━━━ BRANO SCELTO ━━━

A giudizio il dramma di malasanità di Plinio

È appesa a un filo la richiesta di giustizia della famiglia Ortolani per Plinio, il bimbo rimasto disabile dopo la mancata diagnosi di diabete e una serie di errori medici eclatanti di cui l’Unità ha dato conto a ottobre. Proprio ora che emerge un caso simile, che chiama in causa alcuni dei sanitari accusati dagli Ortolani.

Il gip Giampiero Borraccia del tribunale di Arezzo deve infatti pronunciarsi sulla seconda richiesta di opposizione all’archiviazione del caso. Si tratta dell’ultima chance , per la famiglia del bimbo che oggi ha 5 anni , di vedere riconosciute le proprie ragioni, perché «non accada mai più a nessuno quello che è successo a noi», ricorda il padre, lacopo, che da allora corre «per Plinio»  nelle gare podistiche di tutta Italia, con centinaia di sostenitori che hanno fatto propria la sua battaglia.
Ricorda «i sintomi ignorati dal pediatra di famiglia, le analisi del sangue lette per telefono in modo errato dal laboratorio dell’ospedale di San Sepolcro (Ar), la diagnosi di diabete Mellito di tipo 1 arrivata troppo tardi, la reidratazione effettuata a Perugia secondo protocolli non adatti, il coma». Un caso emblematico per il professor Camillo Ricordi, diabetologo di fama, dei rischi corsi dai piccoli pazienti diabetici in Italia – 20 mila tra bimbi e adolescenti -, con strutture (e personale) non ancora in grado di riconoscere con tempestività il diabete.
Un punto determinante , perché senza la giusta terapia possono insorgere complicanze invalidanti come nel caso di Plinio – problemi neurologici e motori – se non mortali. Plinio è stato salvato all’ospedale pediatrico Meyer di Firenze quando già gli era stata data l’estrema unzione, un calvario che i genitori ancora rievocano con dolore . Perciò si può immaginare il loro choc quando poco tempo fa li contatta la signora E. raccontando loro un’odissea drammaticamente simile, partita nel 2004 e cioè cinque anni prima di quella di Plinio. Il pediatra poi è lo stesso, il dottor P. B. di San Sepolcro.

━━━ INSIEME DI DATI ━━━

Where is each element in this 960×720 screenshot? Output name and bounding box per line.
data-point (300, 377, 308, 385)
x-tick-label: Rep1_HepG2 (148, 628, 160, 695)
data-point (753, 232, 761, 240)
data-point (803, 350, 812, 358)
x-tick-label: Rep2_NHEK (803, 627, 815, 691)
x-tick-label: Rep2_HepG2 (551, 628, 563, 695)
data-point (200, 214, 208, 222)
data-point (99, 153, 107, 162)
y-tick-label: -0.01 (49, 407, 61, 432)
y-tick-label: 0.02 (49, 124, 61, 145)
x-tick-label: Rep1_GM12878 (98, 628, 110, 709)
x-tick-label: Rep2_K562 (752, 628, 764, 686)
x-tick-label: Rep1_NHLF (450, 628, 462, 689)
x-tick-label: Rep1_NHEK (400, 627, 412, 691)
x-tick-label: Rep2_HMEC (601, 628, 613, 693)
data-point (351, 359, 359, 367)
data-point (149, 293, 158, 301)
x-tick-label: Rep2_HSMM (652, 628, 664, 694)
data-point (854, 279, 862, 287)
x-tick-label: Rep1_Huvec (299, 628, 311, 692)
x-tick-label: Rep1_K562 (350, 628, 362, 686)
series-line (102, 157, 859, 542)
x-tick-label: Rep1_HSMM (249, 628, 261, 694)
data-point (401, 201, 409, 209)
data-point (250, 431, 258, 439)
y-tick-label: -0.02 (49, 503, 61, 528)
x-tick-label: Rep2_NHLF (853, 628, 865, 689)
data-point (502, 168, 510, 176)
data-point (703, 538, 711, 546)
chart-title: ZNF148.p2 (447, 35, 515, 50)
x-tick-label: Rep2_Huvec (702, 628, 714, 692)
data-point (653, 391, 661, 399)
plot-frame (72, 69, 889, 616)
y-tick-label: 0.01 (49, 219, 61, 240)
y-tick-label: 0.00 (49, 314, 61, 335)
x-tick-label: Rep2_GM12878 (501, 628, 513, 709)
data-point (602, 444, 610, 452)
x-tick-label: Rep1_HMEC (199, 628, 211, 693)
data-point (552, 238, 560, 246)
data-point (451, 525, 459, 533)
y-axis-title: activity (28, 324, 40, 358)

━━━

DOMANDE SUL MATERIALE -
1. Secondo il brano scelto, perché riconoscere con tempestività il diabete è un punto determinante? Rispondi in una o due frasi.
2. Trascrivi il passo del brano scelto compreso tra "Il gip Giampiero" e "la sua battaglia.", estremi inclusi.

SOLUZIONI -
1. Senza la giusta terapia possono insorgere complicanze invalidanti, come i problemi neurologici e motori di Plinio, o addirittura mortali.

2.
Il gip Giampiero Borraccia del tribunale di Arezzo deve infatti pronunciarsi sulla seconda richiesta di opposizione all’archiviazione del caso. Si tratta dell’ultima chance , per la famiglia del bimbo che oggi ha 5 anni , di vedere riconosciute le proprie ragioni, perché «non accada mai più a nessuno quello che è successo a noi», ricorda il padre, lacopo, che da allora corre «per Plinio»  nelle gare podistiche di tutta Italia, con centinaia di sostenitori che hanno fatto propria la sua battaglia.